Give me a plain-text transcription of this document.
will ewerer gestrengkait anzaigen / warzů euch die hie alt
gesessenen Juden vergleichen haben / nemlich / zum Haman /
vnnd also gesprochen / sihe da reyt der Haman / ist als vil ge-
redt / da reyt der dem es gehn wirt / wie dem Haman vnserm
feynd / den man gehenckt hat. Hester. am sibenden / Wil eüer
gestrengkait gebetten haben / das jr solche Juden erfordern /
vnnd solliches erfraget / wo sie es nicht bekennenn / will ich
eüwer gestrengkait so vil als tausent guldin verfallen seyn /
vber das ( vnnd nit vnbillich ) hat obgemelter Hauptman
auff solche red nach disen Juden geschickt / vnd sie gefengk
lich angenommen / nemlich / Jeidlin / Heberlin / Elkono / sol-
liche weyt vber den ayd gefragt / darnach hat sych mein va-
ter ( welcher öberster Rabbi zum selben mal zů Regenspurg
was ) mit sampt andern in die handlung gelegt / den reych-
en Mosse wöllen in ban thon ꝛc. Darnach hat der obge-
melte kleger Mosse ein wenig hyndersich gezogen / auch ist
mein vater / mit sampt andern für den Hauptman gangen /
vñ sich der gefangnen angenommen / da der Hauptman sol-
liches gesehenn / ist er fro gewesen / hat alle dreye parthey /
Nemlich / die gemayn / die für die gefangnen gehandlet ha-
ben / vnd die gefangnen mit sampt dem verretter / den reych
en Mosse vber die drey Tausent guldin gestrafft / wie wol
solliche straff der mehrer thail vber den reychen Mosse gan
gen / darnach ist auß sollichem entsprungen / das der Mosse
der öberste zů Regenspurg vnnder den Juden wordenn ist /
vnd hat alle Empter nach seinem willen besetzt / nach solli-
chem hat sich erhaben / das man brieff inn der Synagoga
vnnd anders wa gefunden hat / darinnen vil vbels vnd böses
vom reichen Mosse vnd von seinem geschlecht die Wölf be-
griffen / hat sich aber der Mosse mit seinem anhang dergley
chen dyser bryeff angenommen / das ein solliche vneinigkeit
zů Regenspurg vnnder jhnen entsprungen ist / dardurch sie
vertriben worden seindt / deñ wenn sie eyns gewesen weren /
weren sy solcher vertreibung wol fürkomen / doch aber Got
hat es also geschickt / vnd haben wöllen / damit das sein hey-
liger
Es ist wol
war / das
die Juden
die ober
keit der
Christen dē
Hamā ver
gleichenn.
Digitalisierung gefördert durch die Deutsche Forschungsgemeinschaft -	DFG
------------------------------------------------------------------------
→ Exercise directions
Copy out all the records exactly.

→ Task output
Give me a plain-text transcription of this document.
will ewerer gestrengkait anzaigen / warzů euch die hie alt
gesessenen Juden vergleichen haben / nemlich / zum Haman /
vnnd also gesprochen / sihe da reyt der Haman / ist als vil ge-
redt / da reyt der dem es gehn wirt / wie dem Haman vnserm
feynd / den man gehenckt hat. Hester. am sibenden / Wil eüer
gestrengkait gebetten haben / das jr solche Juden erfordern /
vnnd solliches erfraget / wo sie es nicht bekennenn / will ich
eüwer gestrengkait so vil als tausent guldin verfallen seyn /
vber das ( vnnd nit vnbillich ) hat obgemelter Hauptman
auff solche red nach disen Juden geschickt / vnd sie gefengk
lich angenommen / nemlich / Jeidlin / Heberlin / Elkono / sol-
liche weyt vber den ayd gefragt / darnach hat sych mein va-
ter ( welcher öberster Rabbi zum selben mal zů Regenspurg
was ) mit sampt andern in die handlung gelegt / den reych-
en Mosse wöllen in ban thon ꝛc. Darnach hat der obge-
melte kleger Mosse ein wenig hyndersich gezogen / auch ist
mein vater / mit sampt andern für den Hauptman gangen /
vñ sich der gefangnen angenommen / da der Hauptman sol-
liches gesehenn / ist er fro gewesen / hat alle dreye parthey /
Nemlich / die gemayn / die für die gefangnen gehandlet ha-
ben / vnd die gefangnen mit sampt dem verretter / den reych
en Mosse vber die drey Tausent guldin gestrafft / wie wol
solliche straff der mehrer thail vber den reychen Mosse gan
gen / darnach ist auß sollichem entsprungen / das der Mosse
der öberste zů Regenspurg vnnder den Juden wordenn ist /
vnd hat alle Empter nach seinem willen besetzt / nach solli-
chem hat sich erhaben / das man brieff inn der Synagoga
vnnd anders wa gefunden hat / darinnen vil vbels vnd böses
vom reichen Mosse vnd von seinem geschlecht die Wölf be-
griffen / hat sich aber der Mosse mit seinem anhang dergley
chen dyser bryeff angenommen / das ein solliche vneinigkeit
zů Regenspurg vnnder jhnen entsprungen ist / dardurch sie
vertriben worden seindt / deñ wenn sie eyns gewesen weren /
weren sy solcher vertreibung wol fürkomen / doch aber Got
hat es also geschickt / vnd haben wöllen / damit das sein hey-
liger
Es ist wol
war / das
die Juden
die ober
keit der
Christen dē
Hamā ver
gleichenn.
Digitalisierung gefördert durch die Deutsche Forschungsgemeinschaft -	DFG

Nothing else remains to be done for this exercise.